» Element boundary records

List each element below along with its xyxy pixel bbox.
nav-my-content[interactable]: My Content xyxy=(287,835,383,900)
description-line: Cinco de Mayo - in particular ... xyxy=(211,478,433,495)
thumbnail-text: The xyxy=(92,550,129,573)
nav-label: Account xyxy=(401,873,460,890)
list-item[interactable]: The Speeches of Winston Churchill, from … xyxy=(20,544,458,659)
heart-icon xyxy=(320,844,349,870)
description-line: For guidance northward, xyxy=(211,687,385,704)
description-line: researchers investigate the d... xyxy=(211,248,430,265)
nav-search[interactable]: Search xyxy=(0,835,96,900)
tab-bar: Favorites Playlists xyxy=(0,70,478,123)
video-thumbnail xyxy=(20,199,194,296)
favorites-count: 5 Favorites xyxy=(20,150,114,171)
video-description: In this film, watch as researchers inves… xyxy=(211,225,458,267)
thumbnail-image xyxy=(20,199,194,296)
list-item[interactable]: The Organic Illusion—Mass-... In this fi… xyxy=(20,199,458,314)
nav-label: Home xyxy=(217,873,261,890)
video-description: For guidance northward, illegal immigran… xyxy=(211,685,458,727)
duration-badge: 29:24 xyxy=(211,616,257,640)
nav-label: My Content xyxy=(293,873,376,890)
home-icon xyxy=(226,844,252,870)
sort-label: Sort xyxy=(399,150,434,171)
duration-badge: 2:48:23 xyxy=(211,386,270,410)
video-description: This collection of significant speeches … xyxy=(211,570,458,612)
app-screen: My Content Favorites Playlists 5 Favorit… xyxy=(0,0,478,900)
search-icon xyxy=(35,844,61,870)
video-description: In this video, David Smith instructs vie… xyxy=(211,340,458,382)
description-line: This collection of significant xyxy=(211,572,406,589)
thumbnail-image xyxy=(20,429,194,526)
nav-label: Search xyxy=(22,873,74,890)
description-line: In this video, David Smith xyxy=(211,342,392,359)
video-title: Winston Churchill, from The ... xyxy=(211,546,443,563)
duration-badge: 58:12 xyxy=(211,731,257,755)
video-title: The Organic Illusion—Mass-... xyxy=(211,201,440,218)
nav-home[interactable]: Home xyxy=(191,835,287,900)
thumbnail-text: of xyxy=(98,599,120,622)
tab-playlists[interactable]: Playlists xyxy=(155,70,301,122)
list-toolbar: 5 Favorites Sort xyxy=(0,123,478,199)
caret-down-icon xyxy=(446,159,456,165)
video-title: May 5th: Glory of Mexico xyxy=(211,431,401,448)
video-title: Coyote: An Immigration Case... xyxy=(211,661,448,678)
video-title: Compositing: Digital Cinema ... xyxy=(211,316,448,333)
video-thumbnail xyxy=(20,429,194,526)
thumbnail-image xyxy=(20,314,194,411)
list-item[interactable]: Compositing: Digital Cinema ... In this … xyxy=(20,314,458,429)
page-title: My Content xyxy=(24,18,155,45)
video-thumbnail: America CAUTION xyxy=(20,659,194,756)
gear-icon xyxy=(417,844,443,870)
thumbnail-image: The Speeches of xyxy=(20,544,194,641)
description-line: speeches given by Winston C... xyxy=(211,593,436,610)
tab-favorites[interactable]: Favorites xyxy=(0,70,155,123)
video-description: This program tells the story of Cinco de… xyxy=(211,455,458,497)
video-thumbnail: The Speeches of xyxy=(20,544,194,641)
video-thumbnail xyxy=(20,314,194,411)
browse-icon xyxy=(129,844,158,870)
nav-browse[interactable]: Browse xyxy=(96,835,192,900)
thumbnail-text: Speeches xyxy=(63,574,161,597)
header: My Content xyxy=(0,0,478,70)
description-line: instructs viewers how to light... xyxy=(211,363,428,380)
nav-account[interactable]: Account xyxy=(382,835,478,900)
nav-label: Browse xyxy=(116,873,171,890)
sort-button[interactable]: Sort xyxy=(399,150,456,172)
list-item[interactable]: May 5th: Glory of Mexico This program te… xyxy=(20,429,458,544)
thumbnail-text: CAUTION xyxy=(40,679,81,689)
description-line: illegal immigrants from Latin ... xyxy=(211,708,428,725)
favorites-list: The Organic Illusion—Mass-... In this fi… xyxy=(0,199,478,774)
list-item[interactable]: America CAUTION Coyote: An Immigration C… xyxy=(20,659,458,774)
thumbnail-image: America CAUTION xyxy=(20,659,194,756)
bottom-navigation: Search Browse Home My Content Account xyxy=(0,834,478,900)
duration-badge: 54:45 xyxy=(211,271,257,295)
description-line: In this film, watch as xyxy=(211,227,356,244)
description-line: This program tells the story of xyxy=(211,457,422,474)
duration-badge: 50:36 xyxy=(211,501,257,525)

» To be done
Filter the listing above down to the lines that contain the string "from", and copy each of those lines. Matches must have the same letter case.

» Expected answer
list-item[interactable]: The Speeches of Winston Churchill, from … xyxy=(20,544,458,659)
video-title: Winston Churchill, from The ... xyxy=(211,546,443,563)
description-line: illegal immigrants from Latin ... xyxy=(211,708,428,725)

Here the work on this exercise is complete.